EXERCISE REQUIREMENTS
Each line of the listing must be transcribed exactly, except for the images, which should be excluded.

Collected data entries:
BEGIN

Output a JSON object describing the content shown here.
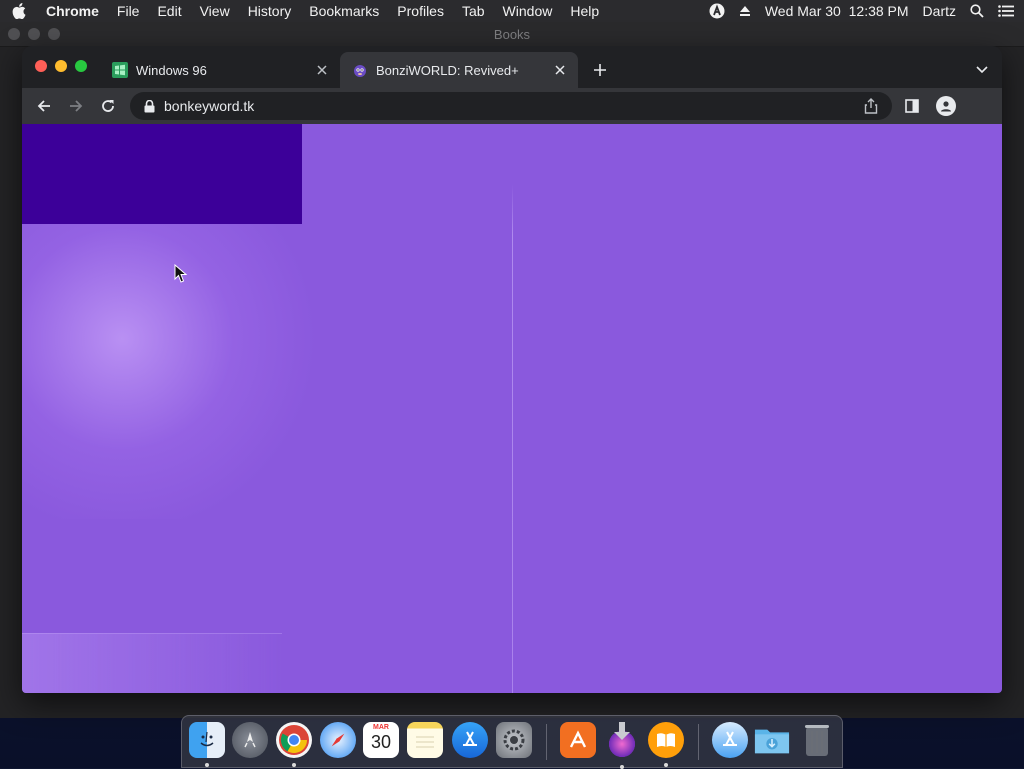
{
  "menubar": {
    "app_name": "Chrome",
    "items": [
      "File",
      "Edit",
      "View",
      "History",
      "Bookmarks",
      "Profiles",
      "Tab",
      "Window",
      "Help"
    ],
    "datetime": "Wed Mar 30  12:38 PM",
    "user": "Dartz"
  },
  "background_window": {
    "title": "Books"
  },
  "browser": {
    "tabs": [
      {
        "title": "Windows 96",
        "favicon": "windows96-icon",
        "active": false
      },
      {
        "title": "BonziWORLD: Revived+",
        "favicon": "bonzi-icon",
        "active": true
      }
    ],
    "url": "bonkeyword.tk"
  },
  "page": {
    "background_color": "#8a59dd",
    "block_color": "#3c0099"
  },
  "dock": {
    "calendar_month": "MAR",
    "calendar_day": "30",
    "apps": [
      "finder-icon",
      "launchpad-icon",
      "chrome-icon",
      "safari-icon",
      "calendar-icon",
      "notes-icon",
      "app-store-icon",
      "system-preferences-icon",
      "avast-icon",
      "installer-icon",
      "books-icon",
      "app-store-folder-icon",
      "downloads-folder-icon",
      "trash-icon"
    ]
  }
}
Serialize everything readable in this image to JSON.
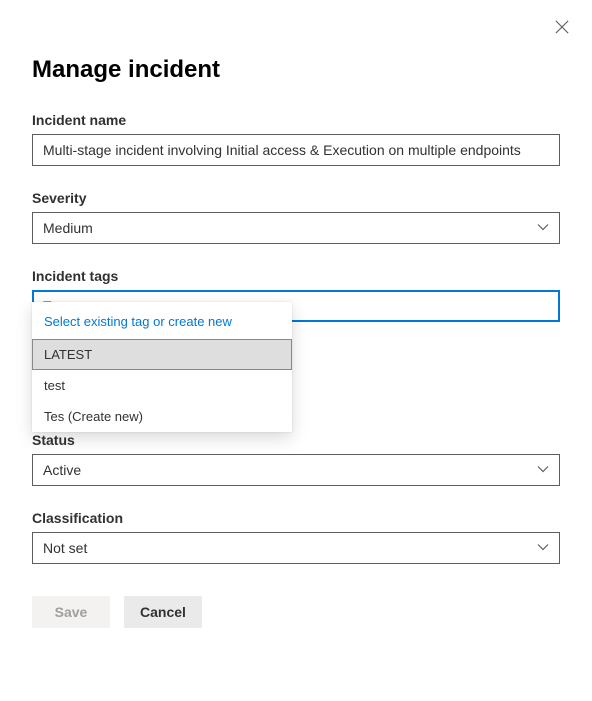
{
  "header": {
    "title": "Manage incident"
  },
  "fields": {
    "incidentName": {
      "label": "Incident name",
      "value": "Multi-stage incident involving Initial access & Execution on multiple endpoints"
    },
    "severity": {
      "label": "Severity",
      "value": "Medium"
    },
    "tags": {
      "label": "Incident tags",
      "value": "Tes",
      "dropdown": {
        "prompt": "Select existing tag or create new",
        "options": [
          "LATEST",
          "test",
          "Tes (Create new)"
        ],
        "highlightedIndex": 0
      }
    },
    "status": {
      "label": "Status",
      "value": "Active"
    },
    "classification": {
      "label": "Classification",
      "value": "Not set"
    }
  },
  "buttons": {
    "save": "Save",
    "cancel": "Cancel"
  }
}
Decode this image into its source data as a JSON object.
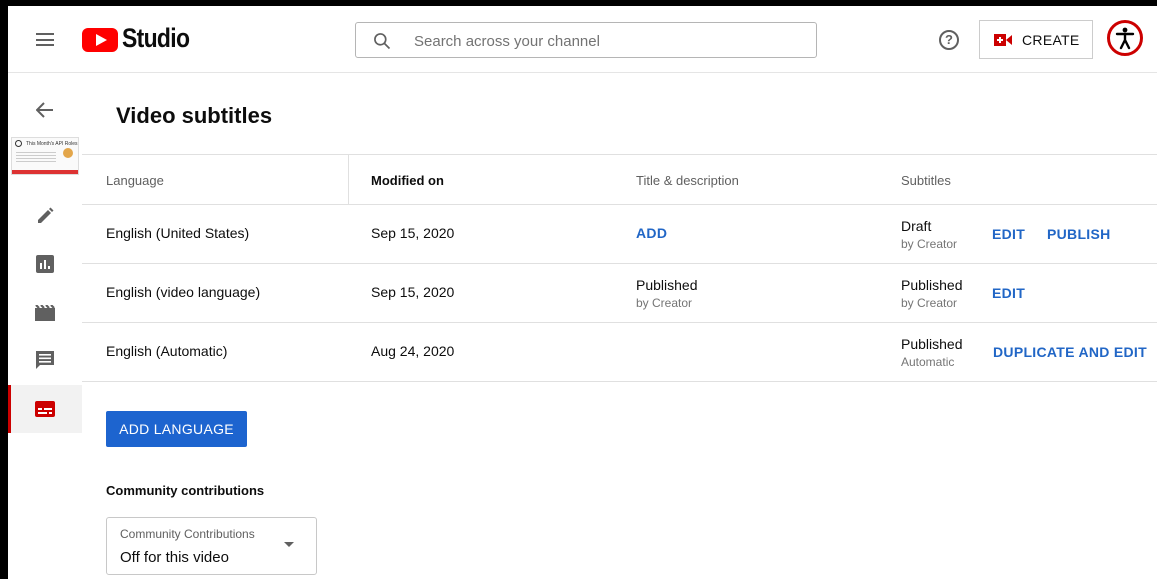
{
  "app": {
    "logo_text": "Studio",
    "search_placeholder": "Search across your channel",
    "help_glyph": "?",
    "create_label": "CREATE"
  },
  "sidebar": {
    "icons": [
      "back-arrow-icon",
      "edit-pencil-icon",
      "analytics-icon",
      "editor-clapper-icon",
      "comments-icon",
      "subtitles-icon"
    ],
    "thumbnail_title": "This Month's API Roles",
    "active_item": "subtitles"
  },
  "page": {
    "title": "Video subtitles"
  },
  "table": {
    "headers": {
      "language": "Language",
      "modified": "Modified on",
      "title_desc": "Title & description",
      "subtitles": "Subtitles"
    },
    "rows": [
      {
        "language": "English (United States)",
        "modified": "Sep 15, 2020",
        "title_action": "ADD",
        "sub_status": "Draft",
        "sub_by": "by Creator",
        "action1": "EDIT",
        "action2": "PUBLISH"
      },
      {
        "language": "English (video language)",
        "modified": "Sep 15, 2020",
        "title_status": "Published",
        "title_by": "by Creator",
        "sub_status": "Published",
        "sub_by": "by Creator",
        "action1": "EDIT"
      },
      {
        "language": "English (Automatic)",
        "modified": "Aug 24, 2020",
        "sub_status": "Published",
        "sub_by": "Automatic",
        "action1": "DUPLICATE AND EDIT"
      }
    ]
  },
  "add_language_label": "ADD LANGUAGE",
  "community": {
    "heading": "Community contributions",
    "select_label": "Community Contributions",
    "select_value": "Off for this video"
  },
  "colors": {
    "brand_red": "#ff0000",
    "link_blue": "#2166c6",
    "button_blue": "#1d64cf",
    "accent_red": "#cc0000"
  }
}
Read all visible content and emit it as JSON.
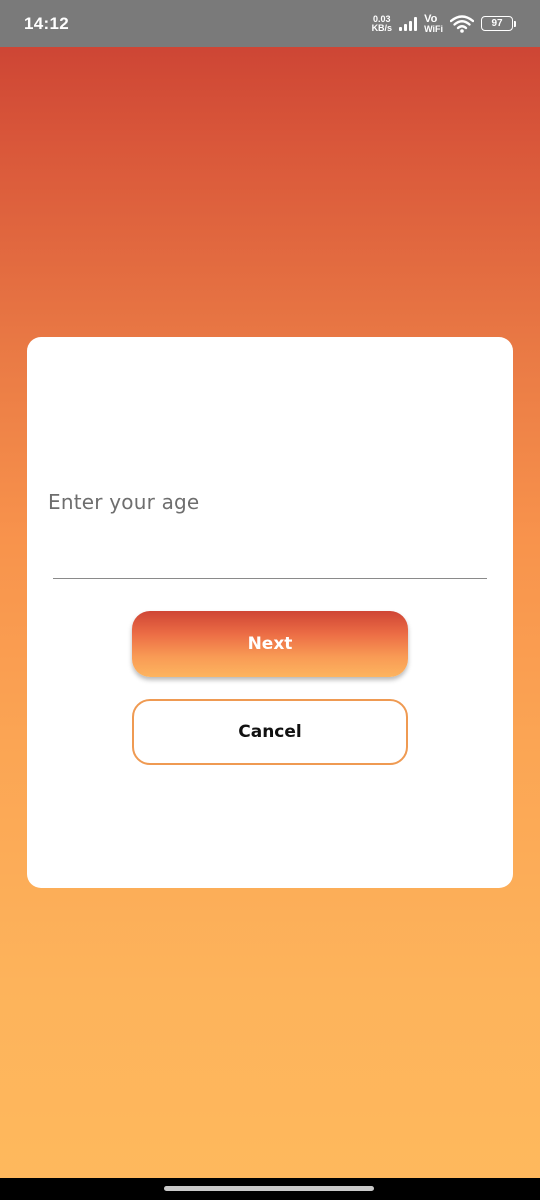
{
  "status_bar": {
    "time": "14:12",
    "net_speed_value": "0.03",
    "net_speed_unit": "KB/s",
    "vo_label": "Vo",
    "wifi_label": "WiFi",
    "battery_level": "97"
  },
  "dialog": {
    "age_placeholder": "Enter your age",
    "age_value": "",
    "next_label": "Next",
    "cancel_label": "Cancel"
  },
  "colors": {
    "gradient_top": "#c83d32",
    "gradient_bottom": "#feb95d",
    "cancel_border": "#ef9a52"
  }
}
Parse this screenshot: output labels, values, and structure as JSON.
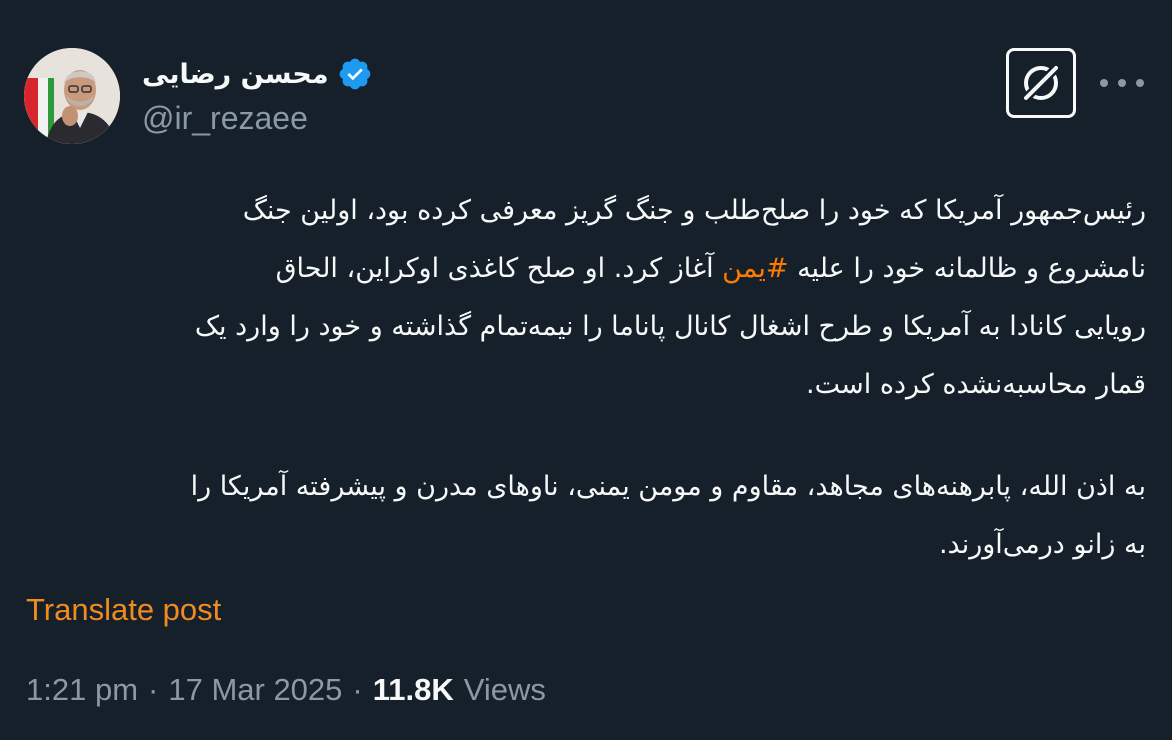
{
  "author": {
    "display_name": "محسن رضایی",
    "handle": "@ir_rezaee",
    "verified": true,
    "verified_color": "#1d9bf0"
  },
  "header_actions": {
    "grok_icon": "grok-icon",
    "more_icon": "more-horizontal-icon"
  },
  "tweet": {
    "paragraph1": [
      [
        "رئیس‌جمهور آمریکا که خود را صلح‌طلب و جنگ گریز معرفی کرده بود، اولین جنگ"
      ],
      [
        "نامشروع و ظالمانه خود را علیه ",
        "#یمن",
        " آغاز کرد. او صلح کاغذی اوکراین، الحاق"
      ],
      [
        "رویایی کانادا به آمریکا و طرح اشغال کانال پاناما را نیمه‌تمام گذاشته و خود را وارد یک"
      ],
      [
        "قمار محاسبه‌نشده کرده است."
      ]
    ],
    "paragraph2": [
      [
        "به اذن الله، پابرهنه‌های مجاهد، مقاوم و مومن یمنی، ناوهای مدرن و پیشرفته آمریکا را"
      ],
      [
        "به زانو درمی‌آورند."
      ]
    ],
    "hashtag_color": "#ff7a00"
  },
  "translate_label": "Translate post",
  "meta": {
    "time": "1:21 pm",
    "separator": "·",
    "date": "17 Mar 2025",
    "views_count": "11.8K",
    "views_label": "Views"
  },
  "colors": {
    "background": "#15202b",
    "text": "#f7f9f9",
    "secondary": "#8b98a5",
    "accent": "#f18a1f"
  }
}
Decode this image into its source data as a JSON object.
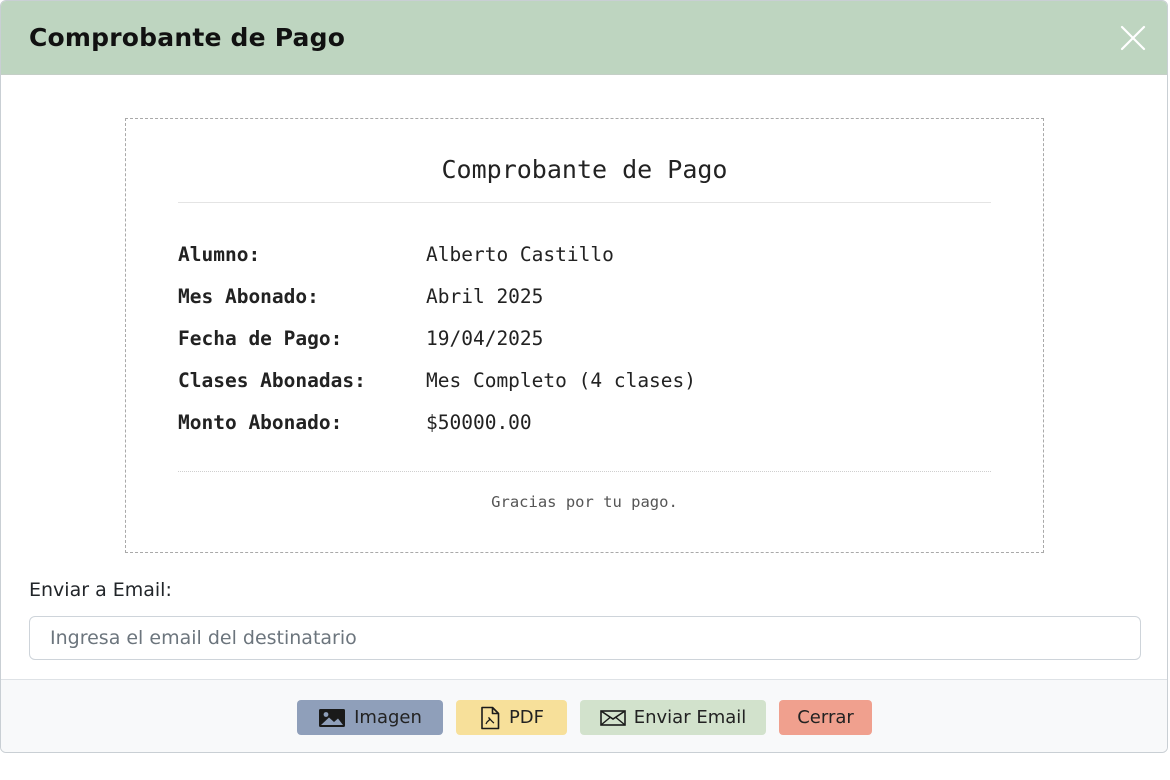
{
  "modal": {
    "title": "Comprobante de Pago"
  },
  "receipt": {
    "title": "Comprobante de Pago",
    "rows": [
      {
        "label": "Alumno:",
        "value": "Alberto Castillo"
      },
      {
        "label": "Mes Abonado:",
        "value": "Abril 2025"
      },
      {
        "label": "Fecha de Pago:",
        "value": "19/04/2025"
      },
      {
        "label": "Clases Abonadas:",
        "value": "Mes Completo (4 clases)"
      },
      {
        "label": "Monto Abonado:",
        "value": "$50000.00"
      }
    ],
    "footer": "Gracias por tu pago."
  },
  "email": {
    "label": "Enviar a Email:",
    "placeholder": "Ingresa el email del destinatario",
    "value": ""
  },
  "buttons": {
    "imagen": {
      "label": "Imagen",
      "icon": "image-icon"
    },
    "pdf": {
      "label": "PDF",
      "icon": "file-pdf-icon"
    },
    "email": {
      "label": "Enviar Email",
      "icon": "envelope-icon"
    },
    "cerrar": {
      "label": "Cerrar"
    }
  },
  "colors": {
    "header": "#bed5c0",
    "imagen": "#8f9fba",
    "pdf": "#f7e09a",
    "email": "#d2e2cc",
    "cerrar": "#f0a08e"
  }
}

END

FINISHED ANSWER
Output a JSON object describing the content shown here.
{
  "menubar": {
    "app_name": "Chrome",
    "items": [
      "File",
      "Edit",
      "View",
      "History",
      "Bookmarks",
      "Profiles",
      "Tab",
      "Window",
      "Help"
    ],
    "datetime": "Wed Mar 30  12:38 PM",
    "user": "Dartz"
  },
  "background_window": {
    "title": "Books"
  },
  "browser": {
    "tabs": [
      {
        "title": "Windows 96",
        "favicon": "windows96-icon",
        "active": false
      },
      {
        "title": "BonziWORLD: Revived+",
        "favicon": "bonzi-icon",
        "active": true
      }
    ],
    "url": "bonkeyword.tk"
  },
  "page": {
    "background_color": "#8a59dd",
    "block_color": "#3c0099"
  },
  "dock": {
    "calendar_month": "MAR",
    "calendar_day": "30",
    "apps": [
      "finder-icon",
      "launchpad-icon",
      "chrome-icon",
      "safari-icon",
      "calendar-icon",
      "notes-icon",
      "app-store-icon",
      "system-preferences-icon",
      "avast-icon",
      "installer-icon",
      "books-icon",
      "app-store-folder-icon",
      "downloads-folder-icon",
      "trash-icon"
    ]
  }
}
Serialize everything readable in this image to JSON.
{
  "header": {
    "title": "Manage incident"
  },
  "fields": {
    "incidentName": {
      "label": "Incident name",
      "value": "Multi-stage incident involving Initial access & Execution on multiple endpoints"
    },
    "severity": {
      "label": "Severity",
      "value": "Medium"
    },
    "tags": {
      "label": "Incident tags",
      "value": "Tes",
      "dropdown": {
        "prompt": "Select existing tag or create new",
        "options": [
          "LATEST",
          "test",
          "Tes (Create new)"
        ],
        "highlightedIndex": 0
      }
    },
    "status": {
      "label": "Status",
      "value": "Active"
    },
    "classification": {
      "label": "Classification",
      "value": "Not set"
    }
  },
  "buttons": {
    "save": "Save",
    "cancel": "Cancel"
  }
}
Decode this image into its source data as a JSON object.
{
  "app": {
    "logo_text": "Studio",
    "search_placeholder": "Search across your channel",
    "help_glyph": "?",
    "create_label": "CREATE"
  },
  "sidebar": {
    "icons": [
      "back-arrow-icon",
      "edit-pencil-icon",
      "analytics-icon",
      "editor-clapper-icon",
      "comments-icon",
      "subtitles-icon"
    ],
    "thumbnail_title": "This Month's API Roles",
    "active_item": "subtitles"
  },
  "page": {
    "title": "Video subtitles"
  },
  "table": {
    "headers": {
      "language": "Language",
      "modified": "Modified on",
      "title_desc": "Title & description",
      "subtitles": "Subtitles"
    },
    "rows": [
      {
        "language": "English (United States)",
        "modified": "Sep 15, 2020",
        "title_action": "ADD",
        "sub_status": "Draft",
        "sub_by": "by Creator",
        "action1": "EDIT",
        "action2": "PUBLISH"
      },
      {
        "language": "English (video language)",
        "modified": "Sep 15, 2020",
        "title_status": "Published",
        "title_by": "by Creator",
        "sub_status": "Published",
        "sub_by": "by Creator",
        "action1": "EDIT"
      },
      {
        "language": "English (Automatic)",
        "modified": "Aug 24, 2020",
        "sub_status": "Published",
        "sub_by": "Automatic",
        "action1": "DUPLICATE AND EDIT"
      }
    ]
  },
  "add_language_label": "ADD LANGUAGE",
  "community": {
    "heading": "Community contributions",
    "select_label": "Community Contributions",
    "select_value": "Off for this video"
  },
  "colors": {
    "brand_red": "#ff0000",
    "link_blue": "#2166c6",
    "button_blue": "#1d64cf",
    "accent_red": "#cc0000"
  }
}
Read all visible content and emit it as JSON.
{
  "status_bar": {
    "time": "14:12",
    "net_speed_value": "0.03",
    "net_speed_unit": "KB/s",
    "vo_label": "Vo",
    "wifi_label": "WiFi",
    "battery_level": "97"
  },
  "dialog": {
    "age_placeholder": "Enter your age",
    "age_value": "",
    "next_label": "Next",
    "cancel_label": "Cancel"
  },
  "colors": {
    "gradient_top": "#c83d32",
    "gradient_bottom": "#feb95d",
    "cancel_border": "#ef9a52"
  }
}
Parse this screenshot: output labels, values, and structure as JSON.
{
  "author": {
    "display_name": "محسن رضایی",
    "handle": "@ir_rezaee",
    "verified": true,
    "verified_color": "#1d9bf0"
  },
  "header_actions": {
    "grok_icon": "grok-icon",
    "more_icon": "more-horizontal-icon"
  },
  "tweet": {
    "paragraph1": [
      [
        "رئیس‌جمهور آمریکا که خود را صلح‌طلب و جنگ گریز معرفی کرده بود، اولین جنگ"
      ],
      [
        "نامشروع و ظالمانه خود را علیه ",
        "#یمن",
        " آغاز کرد. او صلح کاغذی اوکراین، الحاق"
      ],
      [
        "رویایی کانادا به آمریکا و طرح اشغال کانال پاناما را نیمه‌تمام گذاشته و خود را وارد یک"
      ],
      [
        "قمار محاسبه‌نشده کرده است."
      ]
    ],
    "paragraph2": [
      [
        "به اذن الله، پابرهنه‌های مجاهد، مقاوم و مومن یمنی، ناوهای مدرن و پیشرفته آمریکا را"
      ],
      [
        "به زانو درمی‌آورند."
      ]
    ],
    "hashtag_color": "#ff7a00"
  },
  "translate_label": "Translate post",
  "meta": {
    "time": "1:21 pm",
    "separator": "·",
    "date": "17 Mar 2025",
    "views_count": "11.8K",
    "views_label": "Views"
  },
  "colors": {
    "background": "#15202b",
    "text": "#f7f9f9",
    "secondary": "#8b98a5",
    "accent": "#f18a1f"
  }
}
Decode this image into its source data as a JSON object.
{
  "modal": {
    "title": "Comprobante de Pago"
  },
  "receipt": {
    "title": "Comprobante de Pago",
    "rows": [
      {
        "label": "Alumno:",
        "value": "Alberto Castillo"
      },
      {
        "label": "Mes Abonado:",
        "value": "Abril 2025"
      },
      {
        "label": "Fecha de Pago:",
        "value": "19/04/2025"
      },
      {
        "label": "Clases Abonadas:",
        "value": "Mes Completo (4 clases)"
      },
      {
        "label": "Monto Abonado:",
        "value": "$50000.00"
      }
    ],
    "footer": "Gracias por tu pago."
  },
  "email": {
    "label": "Enviar a Email:",
    "placeholder": "Ingresa el email del destinatario",
    "value": ""
  },
  "buttons": {
    "imagen": {
      "label": "Imagen",
      "icon": "image-icon"
    },
    "pdf": {
      "label": "PDF",
      "icon": "file-pdf-icon"
    },
    "email": {
      "label": "Enviar Email",
      "icon": "envelope-icon"
    },
    "cerrar": {
      "label": "Cerrar"
    }
  },
  "colors": {
    "header": "#bed5c0",
    "imagen": "#8f9fba",
    "pdf": "#f7e09a",
    "email": "#d2e2cc",
    "cerrar": "#f0a08e"
  }
}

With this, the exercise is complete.